- [Records provided]:
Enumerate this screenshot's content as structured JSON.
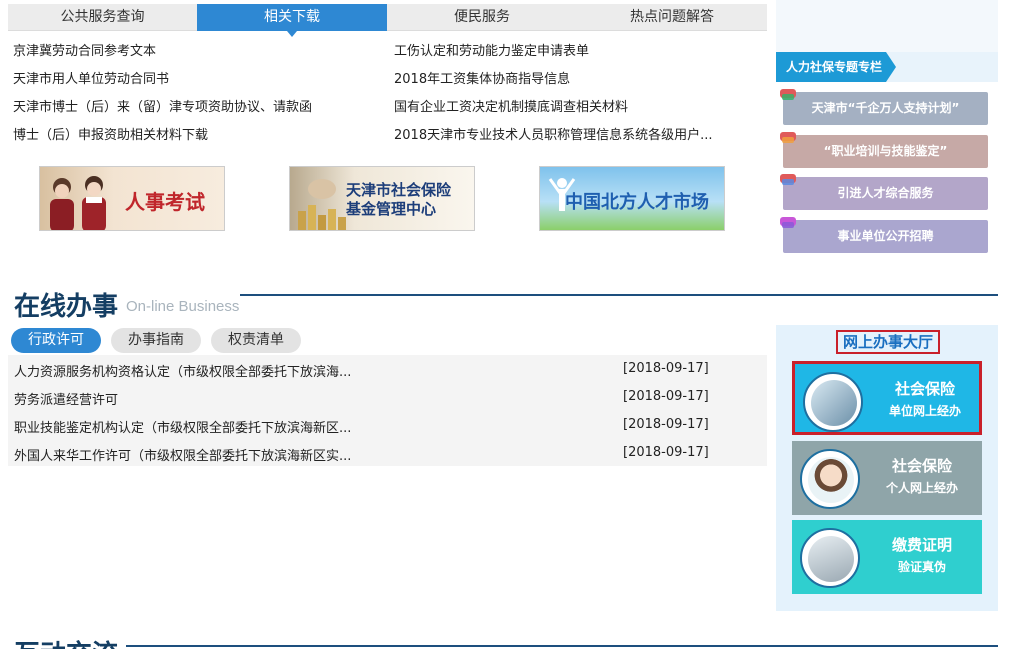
{
  "tabs": [
    "公共服务查询",
    "相关下载",
    "便民服务",
    "热点问题解答"
  ],
  "downloads": [
    "京津冀劳动合同参考文本",
    "工伤认定和劳动能力鉴定申请表单",
    "天津市用人单位劳动合同书",
    "2018年工资集体协商指导信息",
    "天津市博士（后）来（留）津专项资助协议、请款函",
    "国有企业工资决定机制摸底调查相关材料",
    "博士（后）申报资助相关材料下载",
    "2018天津市专业技术人员职称管理信息系统各级用户..."
  ],
  "banners": {
    "exam": "人事考试",
    "fund_line1": "天津市社会保险",
    "fund_line2": "基金管理中心",
    "talent": "中国北方人才市场"
  },
  "sidebar": {
    "header": "人力社保专题专栏",
    "items": [
      "天津市“千企万人支持计划”",
      "“职业培训与技能鉴定”",
      "引进人才综合服务",
      "事业单位公开招聘"
    ]
  },
  "online": {
    "title": "在线办事",
    "subtitle": "On-line Business",
    "tabs": [
      "行政许可",
      "办事指南",
      "权责清单"
    ],
    "rows": [
      {
        "title": "人力资源服务机构资格认定（市级权限全部委托下放滨海...",
        "date": "[2018-09-17]"
      },
      {
        "title": "劳务派遣经营许可",
        "date": "[2018-09-17]"
      },
      {
        "title": "职业技能鉴定机构认定（市级权限全部委托下放滨海新区...",
        "date": "[2018-09-17]"
      },
      {
        "title": "外国人来华工作许可（市级权限全部委托下放滨海新区实...",
        "date": "[2018-09-17]"
      }
    ]
  },
  "hall": {
    "title": "网上办事大厅",
    "buttons": [
      {
        "line1": "社会保险",
        "line2": "单位网上经办"
      },
      {
        "line1": "社会保险",
        "line2": "个人网上经办"
      },
      {
        "line1": "缴费证明",
        "line2": "验证真伪"
      }
    ]
  },
  "next_section_title": "互动交流",
  "colors": {
    "accent": "#2e88d3",
    "heading": "#143e63",
    "hall_highlight": "#c9202a"
  }
}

- [Task statement]: Extract the entries in full, exactly as they are, minus the pictures.

- [Answer to the problem]:
Enumerate this screenshot's content as structured JSON.
{
  "tabs": [
    "公共服务查询",
    "相关下载",
    "便民服务",
    "热点问题解答"
  ],
  "downloads": [
    "京津冀劳动合同参考文本",
    "工伤认定和劳动能力鉴定申请表单",
    "天津市用人单位劳动合同书",
    "2018年工资集体协商指导信息",
    "天津市博士（后）来（留）津专项资助协议、请款函",
    "国有企业工资决定机制摸底调查相关材料",
    "博士（后）申报资助相关材料下载",
    "2018天津市专业技术人员职称管理信息系统各级用户..."
  ],
  "banners": {
    "exam": "人事考试",
    "fund_line1": "天津市社会保险",
    "fund_line2": "基金管理中心",
    "talent": "中国北方人才市场"
  },
  "sidebar": {
    "header": "人力社保专题专栏",
    "items": [
      "天津市“千企万人支持计划”",
      "“职业培训与技能鉴定”",
      "引进人才综合服务",
      "事业单位公开招聘"
    ]
  },
  "online": {
    "title": "在线办事",
    "subtitle": "On-line Business",
    "tabs": [
      "行政许可",
      "办事指南",
      "权责清单"
    ],
    "rows": [
      {
        "title": "人力资源服务机构资格认定（市级权限全部委托下放滨海...",
        "date": "[2018-09-17]"
      },
      {
        "title": "劳务派遣经营许可",
        "date": "[2018-09-17]"
      },
      {
        "title": "职业技能鉴定机构认定（市级权限全部委托下放滨海新区...",
        "date": "[2018-09-17]"
      },
      {
        "title": "外国人来华工作许可（市级权限全部委托下放滨海新区实...",
        "date": "[2018-09-17]"
      }
    ]
  },
  "hall": {
    "title": "网上办事大厅",
    "buttons": [
      {
        "line1": "社会保险",
        "line2": "单位网上经办"
      },
      {
        "line1": "社会保险",
        "line2": "个人网上经办"
      },
      {
        "line1": "缴费证明",
        "line2": "验证真伪"
      }
    ]
  },
  "next_section_title": "互动交流",
  "colors": {
    "accent": "#2e88d3",
    "heading": "#143e63",
    "hall_highlight": "#c9202a"
  }
}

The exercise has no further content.